* Start Input *

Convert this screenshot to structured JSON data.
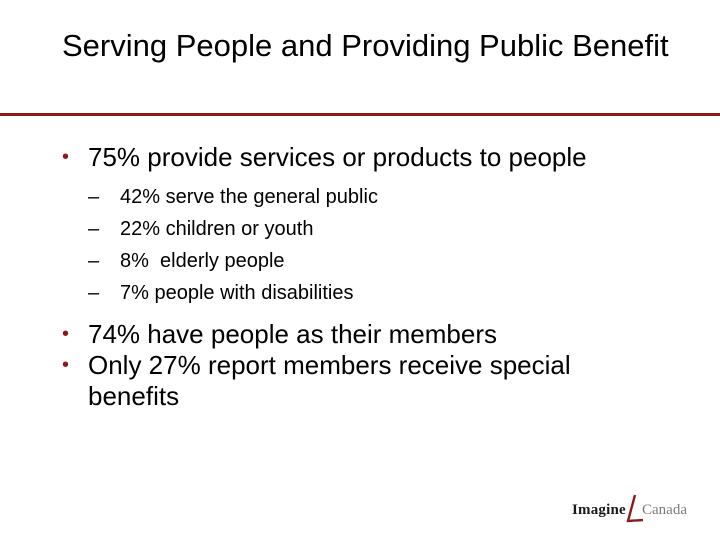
{
  "slide": {
    "title": "Serving People and Providing Public Benefit",
    "accent_color": "#8b1a1a"
  },
  "bullets": [
    {
      "text": "75% provide services or products to people",
      "sub_items": [
        "42% serve the general public",
        "22% children or youth",
        "8%  elderly people",
        "7% people with disabilities"
      ]
    },
    {
      "text": "74% have people as their members"
    },
    {
      "text": "Only 27% report members receive special benefits"
    }
  ],
  "bullet_marker": "•",
  "sub_bullet_marker": "–",
  "logo": {
    "primary": "Imagine",
    "secondary": "Canada"
  }
}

* End Input *

### What you will do
Scan the listing above and copy all lines containing the word "text".

### Correct response
      "text": "75% provide services or products to people",
      "text": "74% have people as their members"
      "text": "Only 27% report members receive special benefits"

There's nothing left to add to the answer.